* [Exercise aim] A faithful transcription of the entries below is required.

* [Transcribed page data]
+ + + + +

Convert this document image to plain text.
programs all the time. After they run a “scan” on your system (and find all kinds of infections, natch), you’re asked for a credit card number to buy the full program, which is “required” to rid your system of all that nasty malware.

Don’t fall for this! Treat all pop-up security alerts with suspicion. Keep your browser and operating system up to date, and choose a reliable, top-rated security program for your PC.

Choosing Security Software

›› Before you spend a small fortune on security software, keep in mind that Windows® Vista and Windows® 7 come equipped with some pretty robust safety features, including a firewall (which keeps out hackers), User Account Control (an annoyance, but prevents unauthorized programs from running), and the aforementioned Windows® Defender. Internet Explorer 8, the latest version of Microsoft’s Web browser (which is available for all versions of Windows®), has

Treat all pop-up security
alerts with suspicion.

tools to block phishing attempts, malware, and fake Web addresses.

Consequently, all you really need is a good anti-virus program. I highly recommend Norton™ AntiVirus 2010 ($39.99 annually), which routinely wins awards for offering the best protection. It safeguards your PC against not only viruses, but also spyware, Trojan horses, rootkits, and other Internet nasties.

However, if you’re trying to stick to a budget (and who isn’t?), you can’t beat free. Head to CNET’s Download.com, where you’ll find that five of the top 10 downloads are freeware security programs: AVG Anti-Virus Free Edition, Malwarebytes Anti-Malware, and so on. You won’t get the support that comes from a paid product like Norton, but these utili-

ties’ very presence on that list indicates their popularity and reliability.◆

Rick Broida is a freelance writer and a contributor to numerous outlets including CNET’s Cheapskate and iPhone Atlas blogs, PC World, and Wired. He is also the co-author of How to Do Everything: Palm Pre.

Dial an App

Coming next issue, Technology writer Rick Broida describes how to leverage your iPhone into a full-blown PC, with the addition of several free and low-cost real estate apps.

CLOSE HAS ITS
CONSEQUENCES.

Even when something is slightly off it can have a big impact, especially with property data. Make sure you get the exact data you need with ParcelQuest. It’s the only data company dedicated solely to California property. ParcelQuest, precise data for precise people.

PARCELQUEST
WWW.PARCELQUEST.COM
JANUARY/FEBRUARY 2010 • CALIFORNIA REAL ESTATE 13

+ + + + +

* [Answer box]
Convert this document image to plain text.
programs all the time. After they run a “scan” on your system (and find all kinds of infections, natch), you’re asked for a credit card number to buy the full program, which is “required” to rid your system of all that nasty malware.

Don’t fall for this! Treat all pop-up security alerts with suspicion. Keep your browser and operating system up to date, and choose a reliable, top-rated security program for your PC.

Choosing Security Software

›› Before you spend a small fortune on security software, keep in mind that Windows® Vista and Windows® 7 come equipped with some pretty robust safety features, including a firewall (which keeps out hackers), User Account Control (an annoyance, but prevents unauthorized programs from running), and the aforementioned Windows® Defender. Internet Explorer 8, the latest version of Microsoft’s Web browser (which is available for all versions of Windows®), has

Treat all pop-up security
alerts with suspicion.

tools to block phishing attempts, malware, and fake Web addresses.

Consequently, all you really need is a good anti-virus program. I highly recommend Norton™ AntiVirus 2010 ($39.99 annually), which routinely wins awards for offering the best protection. It safeguards your PC against not only viruses, but also spyware, Trojan horses, rootkits, and other Internet nasties.

However, if you’re trying to stick to a budget (and who isn’t?), you can’t beat free. Head to CNET’s Download.com, where you’ll find that five of the top 10 downloads are freeware security programs: AVG Anti-Virus Free Edition, Malwarebytes Anti-Malware, and so on. You won’t get the support that comes from a paid product like Norton, but these utili-

ties’ very presence on that list indicates their popularity and reliability.◆

Rick Broida is a freelance writer and a contributor to numerous outlets including CNET’s Cheapskate and iPhone Atlas blogs, PC World, and Wired. He is also the co-author of How to Do Everything: Palm Pre.

Dial an App

Coming next issue, Technology writer Rick Broida describes how to leverage your iPhone into a full-blown PC, with the addition of several free and low-cost real estate apps.

CLOSE HAS ITS
CONSEQUENCES.

Even when something is slightly off it can have a big impact, especially with property data. Make sure you get the exact data you need with ParcelQuest. It’s the only data company dedicated solely to California property. ParcelQuest, precise data for precise people.

PARCELQUEST
WWW.PARCELQUEST.COM
JANUARY/FEBRUARY 2010 • CALIFORNIA REAL ESTATE 13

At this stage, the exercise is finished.